Aim => Filter the records below down to lines containing "Prayer".

───── Task inputs

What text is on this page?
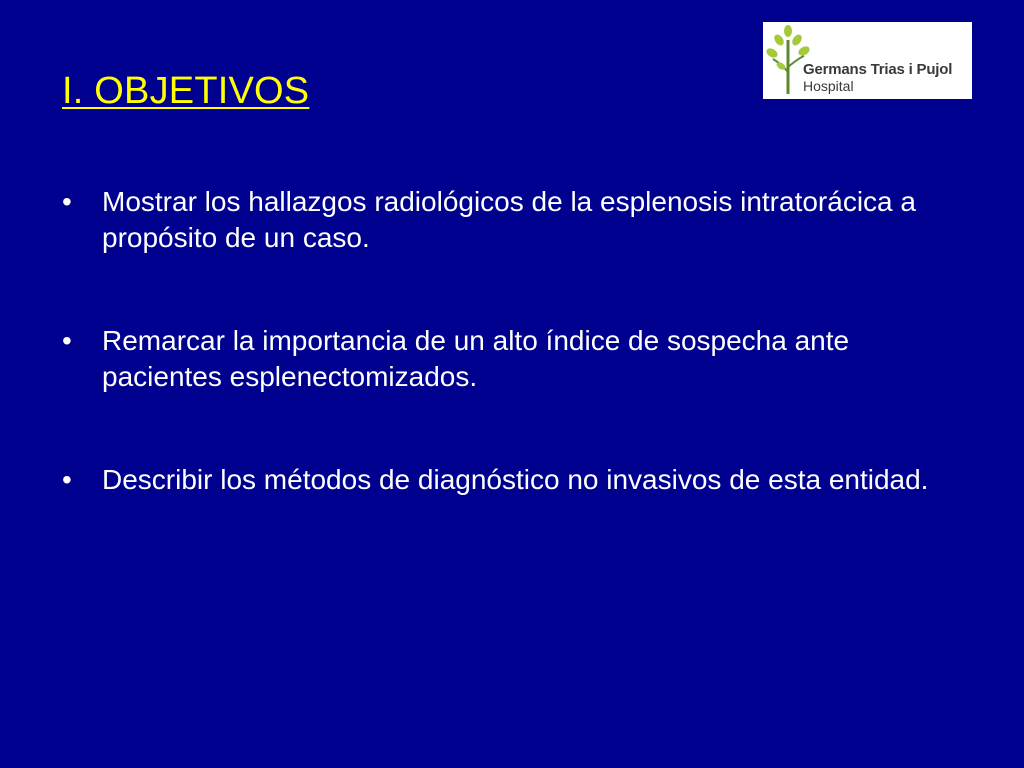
I. OBJETIVOS
Germans Trias i Pujol
Hospital
•	Mostrar los hallazgos radiológicos de la esplenosis intratorácica a propósito de un caso.
•	Remarcar la importancia de un alto índice de sospecha ante pacientes esplenectomizados.
•	Describir los métodos de diagnóstico no invasivos de esta entidad.
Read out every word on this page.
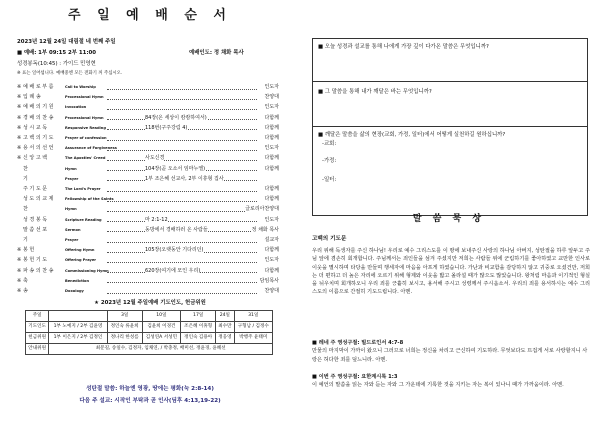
주 일 예 배 순 서
2023년 12월 24일 대림절 네 번째 주일
■ 예배: 1부 09:15 2부 11:00	예배인도: 정 채화 목사
성경봉독(10:45) : 가이드 민영현
※ 표는 일어섭니다. 예배중엔 모든 전화기 꺼 주십시오.
※ 예 배 로 부 름	Call to Worship	인도자
※ 입 례 송	Processional Hymn	찬양대
※ 예 배 의 기 원	Invocation	인도자
※ 경 배 의 찬 송	Processional Hymn	84장(온 세상이 캄캄하여서)	다함께
※ 성 시 교 독	Responsive Reading	118번(구주강림 4)	다함께
※ 고 백 의 기 도	Prayer of confession	다함께
※ 용 서 의 선 언	Assurance of Forgiveness	인도자
※ 신 앙 고 백	The Apostles' Creed	사도신경	다함께
찬	Hymn	104장(곧 오소서 임마누엘)	다함께
기	Prayer	1부 조은혜 선교사, 2부 이휴형 집사
주 기 도 문	The Lord's Prayer	다함께
성 도 의 교 제	Fellowship of the Saints	다함께
찬	Hymn	글로리아찬양대
성 경 봉 독	Scripture Reading	마 2:1-12	인도자
말 씀 선 포	Sermon	동방에서 경배하러 온 사람들	정 채화 목사
기	Prayer	설교자
※ 봉 헌	Offering Hymn	105장(오랫동안 기다리던)	다함께
※ 봉 헌 기 도	Offering Prayer	인도자
※ 파 송 의 찬 송	Commissioning Hymn	620장(여기에 모인 우리)	다함께
※ 축	Benediction	담임목사
※ 송	Doxology	찬양대
★ 2023년 12월 주일예배 기도인도, 헌금위원
주일		3일	10일	17일	24일	31일
기도인도	1부 노예지 / 2부 김윤영	정인숙 류윤희	김윤희 이경건	조은혜 이휴형	최수만	구형남 / 김정수
헌금위원	1부 이은지 / 2부 김정인	정나리 한성름	김성연A 서성민	정인숙 김용아	정웅영	박행주 윤태미
안내위원	최문길, 송일수, 김정자, 임채연, / 박충정, 배미선, 정윤경, 윤혜선					
성탄절 말씀: 하늘엔 영광, 땅에는 평화(눅 2:8-14)
다음 주 설교: 시작인 부탁과 곧 인사(딤후 4:13,19-22)
■ 오늘 성경과 설교를 통해 나에게 가장 깊이 다가온 말씀은 무엇입니까?
■ 그 말씀을 통해 내가 깨달은 바는 무엇입니까?
■ 깨달은 말씀을 삶의 현장(교회, 가정, 일터)에서 어떻게 실천하길 원하십니까?
-교회:
-가정:
-일터:
말 씀 묵 상
고백의 기도문
우리 위해 독생자를 주신 하나님! 우리로 예수 그리스도를 이 땅에 보내주신 사랑의 하나님 아버지, 성탄절을 하루 앞두고 주님 앞에 겸손히 회개합니다. 주님께서는 죄인들을 섬겨 주셨지만 저희는 사람들 위에 군림하기를 좋아하였고 교만한 인사로 이웃을 멸시하며 타당을 만들며 행세자에 마음을 아프게 하였습니다. 가난과 비교함을 감당하지 않고 귀중로 오셨건만, 저희는 더 편하고 더 높은 자리에 오르기 위해 형제와 이웃을 밟고 올라설 때가 많으도 많았습니다. 왕처럼 마음과 이기적인 형실을 뉘우치며 회개하오니 우리 죄를 긍휼히 보시고, 용서해 주시고 성령께서 주시옵소서. 우리의 죄를 용서하시는 예수 그리스도의 이름으로 간절히 기도드립니다. 아멘.
■ 레네 주 영성구절: 빌드로인서 4:7-8
만물의 마지막이 가까이 왔으니 그러므로 너희는 정신을 차리고 근신하여 기도하라. 무엇보다도 뜨겁게 서로 사랑할지니 사랑은 허다한 죄를 덮느니라. 아멘.
■ 이번 주 영성구절: 요한계시록 1:3
이 예언의 말씀을 읽는 자와 듣는 자와 그 가운데에 기록한 것을 지키는 자는 복이 있나니 때가 가까움이라. 아멘.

──────────

Exercise output =>
※ 고 백 의 기 도	Prayer of confession	다함께
기	Prayer	1부 조은혜 선교사, 2부 이휴형 집사
주 기 도 문	The Lord's Prayer	다함께
기	Prayer	설교자
※ 봉 헌 기 도	Offering Prayer	인도자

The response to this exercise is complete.